[Description of the task] List every line in the records below that contains the string "elements".
## Begin
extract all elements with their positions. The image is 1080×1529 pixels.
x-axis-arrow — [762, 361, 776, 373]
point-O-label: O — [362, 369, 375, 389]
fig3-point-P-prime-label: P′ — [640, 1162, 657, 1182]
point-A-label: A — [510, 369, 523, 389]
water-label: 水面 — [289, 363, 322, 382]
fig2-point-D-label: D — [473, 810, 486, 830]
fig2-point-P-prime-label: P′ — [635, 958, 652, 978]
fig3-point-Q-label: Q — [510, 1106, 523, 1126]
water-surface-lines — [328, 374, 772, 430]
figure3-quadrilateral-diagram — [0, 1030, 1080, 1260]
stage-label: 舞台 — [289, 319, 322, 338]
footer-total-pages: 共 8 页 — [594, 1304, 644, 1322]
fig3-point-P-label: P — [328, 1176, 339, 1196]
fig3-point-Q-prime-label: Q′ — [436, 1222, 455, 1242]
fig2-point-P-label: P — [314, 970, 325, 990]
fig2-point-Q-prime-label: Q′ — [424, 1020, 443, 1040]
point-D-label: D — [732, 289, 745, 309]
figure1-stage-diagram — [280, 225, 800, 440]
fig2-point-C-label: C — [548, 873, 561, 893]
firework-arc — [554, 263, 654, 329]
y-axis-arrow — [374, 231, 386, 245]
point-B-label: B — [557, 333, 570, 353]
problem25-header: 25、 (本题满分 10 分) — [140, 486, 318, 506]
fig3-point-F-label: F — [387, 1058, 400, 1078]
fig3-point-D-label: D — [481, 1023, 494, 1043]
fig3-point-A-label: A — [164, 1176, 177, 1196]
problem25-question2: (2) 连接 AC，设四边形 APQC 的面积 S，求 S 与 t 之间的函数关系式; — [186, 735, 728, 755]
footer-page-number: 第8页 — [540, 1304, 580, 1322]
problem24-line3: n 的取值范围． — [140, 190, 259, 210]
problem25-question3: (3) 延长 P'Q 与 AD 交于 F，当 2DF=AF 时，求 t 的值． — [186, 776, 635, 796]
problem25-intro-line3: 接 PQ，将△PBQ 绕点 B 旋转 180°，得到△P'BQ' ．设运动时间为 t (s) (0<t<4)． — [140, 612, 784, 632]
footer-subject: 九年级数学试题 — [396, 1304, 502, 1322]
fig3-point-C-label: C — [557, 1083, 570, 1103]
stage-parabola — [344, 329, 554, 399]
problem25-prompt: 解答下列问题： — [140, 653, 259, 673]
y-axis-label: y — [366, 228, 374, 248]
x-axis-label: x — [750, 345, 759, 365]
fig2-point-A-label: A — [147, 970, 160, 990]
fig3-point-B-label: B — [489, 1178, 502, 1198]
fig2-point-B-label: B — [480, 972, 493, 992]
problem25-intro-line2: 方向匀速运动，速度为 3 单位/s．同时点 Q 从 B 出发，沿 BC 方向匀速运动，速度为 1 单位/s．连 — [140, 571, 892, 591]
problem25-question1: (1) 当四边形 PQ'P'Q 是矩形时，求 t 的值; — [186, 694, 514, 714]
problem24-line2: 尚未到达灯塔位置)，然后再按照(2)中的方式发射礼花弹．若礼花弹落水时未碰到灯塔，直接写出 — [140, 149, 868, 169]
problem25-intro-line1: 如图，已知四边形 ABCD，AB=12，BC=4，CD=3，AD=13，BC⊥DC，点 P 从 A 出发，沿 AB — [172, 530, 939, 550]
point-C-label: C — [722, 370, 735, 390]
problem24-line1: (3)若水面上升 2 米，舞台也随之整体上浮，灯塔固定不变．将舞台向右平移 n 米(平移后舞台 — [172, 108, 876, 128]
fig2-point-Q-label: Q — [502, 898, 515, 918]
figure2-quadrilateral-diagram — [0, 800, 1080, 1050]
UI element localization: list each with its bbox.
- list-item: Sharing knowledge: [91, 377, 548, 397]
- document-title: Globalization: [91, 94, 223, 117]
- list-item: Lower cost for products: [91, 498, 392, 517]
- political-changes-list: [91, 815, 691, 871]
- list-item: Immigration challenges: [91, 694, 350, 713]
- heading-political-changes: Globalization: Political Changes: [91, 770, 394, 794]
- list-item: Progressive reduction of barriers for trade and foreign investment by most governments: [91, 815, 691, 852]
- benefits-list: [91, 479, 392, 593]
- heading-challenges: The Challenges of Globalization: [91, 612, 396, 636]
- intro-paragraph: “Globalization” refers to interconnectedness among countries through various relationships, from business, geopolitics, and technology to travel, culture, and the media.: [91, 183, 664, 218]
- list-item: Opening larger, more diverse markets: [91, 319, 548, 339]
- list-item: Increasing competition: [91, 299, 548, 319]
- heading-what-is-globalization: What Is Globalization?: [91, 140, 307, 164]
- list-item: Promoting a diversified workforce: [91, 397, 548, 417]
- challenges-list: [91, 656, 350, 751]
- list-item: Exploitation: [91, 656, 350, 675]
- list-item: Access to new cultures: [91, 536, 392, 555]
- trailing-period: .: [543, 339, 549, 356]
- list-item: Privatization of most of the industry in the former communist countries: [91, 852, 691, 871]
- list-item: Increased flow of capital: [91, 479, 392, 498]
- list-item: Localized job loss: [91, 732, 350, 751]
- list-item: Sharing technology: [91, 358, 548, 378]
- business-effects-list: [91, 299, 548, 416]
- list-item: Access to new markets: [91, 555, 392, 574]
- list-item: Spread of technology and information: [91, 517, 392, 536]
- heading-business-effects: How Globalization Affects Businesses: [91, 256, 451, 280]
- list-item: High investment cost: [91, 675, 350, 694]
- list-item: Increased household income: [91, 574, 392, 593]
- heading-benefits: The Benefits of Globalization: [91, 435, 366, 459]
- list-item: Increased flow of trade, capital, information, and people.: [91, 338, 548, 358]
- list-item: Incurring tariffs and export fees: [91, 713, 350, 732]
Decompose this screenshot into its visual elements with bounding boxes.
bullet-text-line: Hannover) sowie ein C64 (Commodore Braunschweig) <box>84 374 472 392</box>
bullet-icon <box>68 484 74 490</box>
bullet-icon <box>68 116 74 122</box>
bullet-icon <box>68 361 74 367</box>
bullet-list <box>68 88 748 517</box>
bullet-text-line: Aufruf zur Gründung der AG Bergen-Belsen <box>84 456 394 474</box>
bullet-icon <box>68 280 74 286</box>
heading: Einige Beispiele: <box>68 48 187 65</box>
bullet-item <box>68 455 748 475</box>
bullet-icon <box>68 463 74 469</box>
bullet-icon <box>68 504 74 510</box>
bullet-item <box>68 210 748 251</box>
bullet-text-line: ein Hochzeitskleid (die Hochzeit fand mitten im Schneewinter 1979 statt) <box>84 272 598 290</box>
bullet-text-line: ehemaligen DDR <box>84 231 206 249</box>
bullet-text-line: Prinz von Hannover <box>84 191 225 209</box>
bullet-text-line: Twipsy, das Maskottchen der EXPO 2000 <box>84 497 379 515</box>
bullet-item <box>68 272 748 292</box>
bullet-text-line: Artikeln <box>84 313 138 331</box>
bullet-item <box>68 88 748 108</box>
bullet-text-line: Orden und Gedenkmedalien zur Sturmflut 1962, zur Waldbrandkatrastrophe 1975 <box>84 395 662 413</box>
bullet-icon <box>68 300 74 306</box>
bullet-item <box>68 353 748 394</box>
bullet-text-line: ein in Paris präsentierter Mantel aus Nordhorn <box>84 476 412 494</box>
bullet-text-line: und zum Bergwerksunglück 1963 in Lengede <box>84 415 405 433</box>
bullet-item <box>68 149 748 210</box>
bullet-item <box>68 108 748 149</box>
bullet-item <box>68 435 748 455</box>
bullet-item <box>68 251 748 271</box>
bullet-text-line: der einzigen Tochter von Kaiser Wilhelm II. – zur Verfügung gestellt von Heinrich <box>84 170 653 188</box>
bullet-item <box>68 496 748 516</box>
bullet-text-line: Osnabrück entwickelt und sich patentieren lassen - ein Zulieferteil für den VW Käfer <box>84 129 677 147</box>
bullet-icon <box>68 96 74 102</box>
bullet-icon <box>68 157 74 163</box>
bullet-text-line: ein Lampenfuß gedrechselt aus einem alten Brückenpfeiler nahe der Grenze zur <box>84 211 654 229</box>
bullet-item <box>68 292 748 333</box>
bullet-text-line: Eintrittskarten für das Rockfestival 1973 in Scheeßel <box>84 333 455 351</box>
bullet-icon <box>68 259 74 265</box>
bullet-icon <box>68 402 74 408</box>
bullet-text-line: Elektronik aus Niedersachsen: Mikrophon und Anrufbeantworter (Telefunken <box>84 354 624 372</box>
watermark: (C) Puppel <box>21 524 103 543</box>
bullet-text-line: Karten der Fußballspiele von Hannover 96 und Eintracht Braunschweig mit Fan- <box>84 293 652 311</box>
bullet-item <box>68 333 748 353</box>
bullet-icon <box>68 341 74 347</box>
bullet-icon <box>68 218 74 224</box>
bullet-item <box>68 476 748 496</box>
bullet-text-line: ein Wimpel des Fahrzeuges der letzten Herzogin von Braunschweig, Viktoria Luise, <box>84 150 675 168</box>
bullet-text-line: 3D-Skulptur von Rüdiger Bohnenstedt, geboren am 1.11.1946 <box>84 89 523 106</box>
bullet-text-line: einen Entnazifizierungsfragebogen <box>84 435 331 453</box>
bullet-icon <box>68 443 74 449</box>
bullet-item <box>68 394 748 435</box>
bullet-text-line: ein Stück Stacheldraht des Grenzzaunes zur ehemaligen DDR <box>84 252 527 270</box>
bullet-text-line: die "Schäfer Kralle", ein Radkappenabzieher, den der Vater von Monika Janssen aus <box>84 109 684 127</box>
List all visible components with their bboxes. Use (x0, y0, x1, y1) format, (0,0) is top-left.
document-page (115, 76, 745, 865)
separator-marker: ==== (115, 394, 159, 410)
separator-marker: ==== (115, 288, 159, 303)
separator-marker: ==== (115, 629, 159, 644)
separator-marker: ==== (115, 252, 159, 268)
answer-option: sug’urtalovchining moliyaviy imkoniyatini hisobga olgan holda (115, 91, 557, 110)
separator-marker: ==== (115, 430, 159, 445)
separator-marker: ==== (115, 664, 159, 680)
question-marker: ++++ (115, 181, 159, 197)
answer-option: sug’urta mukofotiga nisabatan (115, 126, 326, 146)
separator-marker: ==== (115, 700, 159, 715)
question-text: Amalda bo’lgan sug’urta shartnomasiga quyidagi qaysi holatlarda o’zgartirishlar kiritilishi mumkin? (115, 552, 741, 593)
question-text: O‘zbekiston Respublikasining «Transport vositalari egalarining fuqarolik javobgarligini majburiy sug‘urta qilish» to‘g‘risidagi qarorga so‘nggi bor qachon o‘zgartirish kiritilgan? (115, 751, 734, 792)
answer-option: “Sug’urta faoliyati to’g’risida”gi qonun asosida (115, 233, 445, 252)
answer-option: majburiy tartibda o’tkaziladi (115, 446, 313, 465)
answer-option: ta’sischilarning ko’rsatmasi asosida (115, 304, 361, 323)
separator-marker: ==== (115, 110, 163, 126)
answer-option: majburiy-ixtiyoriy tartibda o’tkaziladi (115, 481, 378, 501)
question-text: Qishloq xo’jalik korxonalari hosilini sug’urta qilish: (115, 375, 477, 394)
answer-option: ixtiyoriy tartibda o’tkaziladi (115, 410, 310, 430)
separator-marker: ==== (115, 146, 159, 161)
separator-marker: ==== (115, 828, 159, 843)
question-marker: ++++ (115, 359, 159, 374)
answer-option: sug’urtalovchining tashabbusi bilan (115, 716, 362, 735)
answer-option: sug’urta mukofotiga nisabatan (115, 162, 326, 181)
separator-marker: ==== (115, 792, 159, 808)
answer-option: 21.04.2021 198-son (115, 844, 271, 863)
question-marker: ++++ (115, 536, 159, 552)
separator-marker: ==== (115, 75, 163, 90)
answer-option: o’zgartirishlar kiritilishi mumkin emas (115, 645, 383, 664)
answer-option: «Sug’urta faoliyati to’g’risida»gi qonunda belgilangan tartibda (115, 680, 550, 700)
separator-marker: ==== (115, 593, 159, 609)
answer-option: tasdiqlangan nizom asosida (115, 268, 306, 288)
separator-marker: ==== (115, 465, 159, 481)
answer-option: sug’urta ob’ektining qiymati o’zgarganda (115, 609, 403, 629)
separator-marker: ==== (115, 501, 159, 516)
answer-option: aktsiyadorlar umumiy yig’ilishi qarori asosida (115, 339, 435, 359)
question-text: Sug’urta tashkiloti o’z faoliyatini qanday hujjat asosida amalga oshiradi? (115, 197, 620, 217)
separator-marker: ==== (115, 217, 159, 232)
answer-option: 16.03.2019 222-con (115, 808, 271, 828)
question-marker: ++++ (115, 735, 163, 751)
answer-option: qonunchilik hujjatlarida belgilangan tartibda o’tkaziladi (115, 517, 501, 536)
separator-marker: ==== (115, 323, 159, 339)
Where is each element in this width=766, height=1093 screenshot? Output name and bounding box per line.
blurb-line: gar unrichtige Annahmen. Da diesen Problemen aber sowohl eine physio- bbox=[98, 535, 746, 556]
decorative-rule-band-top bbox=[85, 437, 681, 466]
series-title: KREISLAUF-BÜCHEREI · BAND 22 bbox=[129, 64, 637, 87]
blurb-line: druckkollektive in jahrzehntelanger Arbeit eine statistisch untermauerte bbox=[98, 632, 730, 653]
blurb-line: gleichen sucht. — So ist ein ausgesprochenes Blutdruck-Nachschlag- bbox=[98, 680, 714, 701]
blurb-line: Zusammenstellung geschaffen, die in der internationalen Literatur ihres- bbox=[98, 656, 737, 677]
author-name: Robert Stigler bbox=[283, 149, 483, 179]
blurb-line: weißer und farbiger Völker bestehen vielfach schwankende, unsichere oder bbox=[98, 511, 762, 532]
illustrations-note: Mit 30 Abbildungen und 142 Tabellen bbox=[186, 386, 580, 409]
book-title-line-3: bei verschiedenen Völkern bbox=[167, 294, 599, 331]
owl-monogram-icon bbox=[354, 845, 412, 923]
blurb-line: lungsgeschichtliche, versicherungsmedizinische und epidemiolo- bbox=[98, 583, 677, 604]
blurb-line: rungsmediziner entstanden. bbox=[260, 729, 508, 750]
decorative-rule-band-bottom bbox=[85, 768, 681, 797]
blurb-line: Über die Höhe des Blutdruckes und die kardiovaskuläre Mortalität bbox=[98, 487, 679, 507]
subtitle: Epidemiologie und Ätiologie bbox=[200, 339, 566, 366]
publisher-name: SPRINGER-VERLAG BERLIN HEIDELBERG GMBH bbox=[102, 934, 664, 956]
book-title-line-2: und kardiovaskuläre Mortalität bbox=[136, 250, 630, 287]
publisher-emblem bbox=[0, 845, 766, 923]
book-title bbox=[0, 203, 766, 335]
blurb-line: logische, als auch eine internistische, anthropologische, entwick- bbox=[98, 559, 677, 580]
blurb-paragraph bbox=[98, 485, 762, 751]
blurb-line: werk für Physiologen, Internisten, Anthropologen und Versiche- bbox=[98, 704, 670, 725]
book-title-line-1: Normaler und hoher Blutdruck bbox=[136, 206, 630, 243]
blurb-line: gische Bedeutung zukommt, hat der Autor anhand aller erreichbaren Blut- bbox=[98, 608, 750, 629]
## End
[Reply to the task]
extract all elements with their positions. The image is 1080×1529 pixels.
Decompose this screenshot into its visual elements with bounding boxes.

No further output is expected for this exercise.